[Dataset items]
--- start ---
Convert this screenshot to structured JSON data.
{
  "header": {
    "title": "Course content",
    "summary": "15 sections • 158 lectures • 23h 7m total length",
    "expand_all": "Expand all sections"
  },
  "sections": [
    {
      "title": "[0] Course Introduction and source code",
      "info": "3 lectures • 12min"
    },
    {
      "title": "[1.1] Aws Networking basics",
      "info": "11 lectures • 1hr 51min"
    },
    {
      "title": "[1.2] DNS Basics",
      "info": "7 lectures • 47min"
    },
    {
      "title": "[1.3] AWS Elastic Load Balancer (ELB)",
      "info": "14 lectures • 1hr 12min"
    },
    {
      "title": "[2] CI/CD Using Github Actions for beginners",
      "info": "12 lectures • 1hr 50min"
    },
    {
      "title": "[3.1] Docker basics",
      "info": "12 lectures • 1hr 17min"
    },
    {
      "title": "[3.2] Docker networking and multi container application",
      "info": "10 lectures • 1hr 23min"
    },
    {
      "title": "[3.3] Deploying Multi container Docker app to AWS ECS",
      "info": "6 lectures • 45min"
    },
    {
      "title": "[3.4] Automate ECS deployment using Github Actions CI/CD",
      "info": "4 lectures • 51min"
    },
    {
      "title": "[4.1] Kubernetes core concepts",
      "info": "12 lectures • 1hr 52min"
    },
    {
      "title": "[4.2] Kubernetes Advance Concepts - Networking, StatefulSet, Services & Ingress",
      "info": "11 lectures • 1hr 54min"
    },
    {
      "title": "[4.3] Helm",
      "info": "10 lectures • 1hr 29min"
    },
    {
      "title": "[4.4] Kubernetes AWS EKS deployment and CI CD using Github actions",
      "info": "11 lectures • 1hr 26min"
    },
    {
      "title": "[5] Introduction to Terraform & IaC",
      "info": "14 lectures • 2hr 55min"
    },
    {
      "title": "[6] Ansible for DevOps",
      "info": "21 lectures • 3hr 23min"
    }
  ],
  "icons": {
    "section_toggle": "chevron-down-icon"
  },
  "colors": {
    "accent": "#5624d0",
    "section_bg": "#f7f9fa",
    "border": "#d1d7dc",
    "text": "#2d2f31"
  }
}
--- end ---
_STATED EXERCISE_: Extract lines where the string "deployment" occurs.

_COMPLETED TASK_:
      "title": "[3.4] Automate ECS deployment using Github Actions CI/CD",
      "title": "[4.4] Kubernetes AWS EKS deployment and CI CD using Github actions",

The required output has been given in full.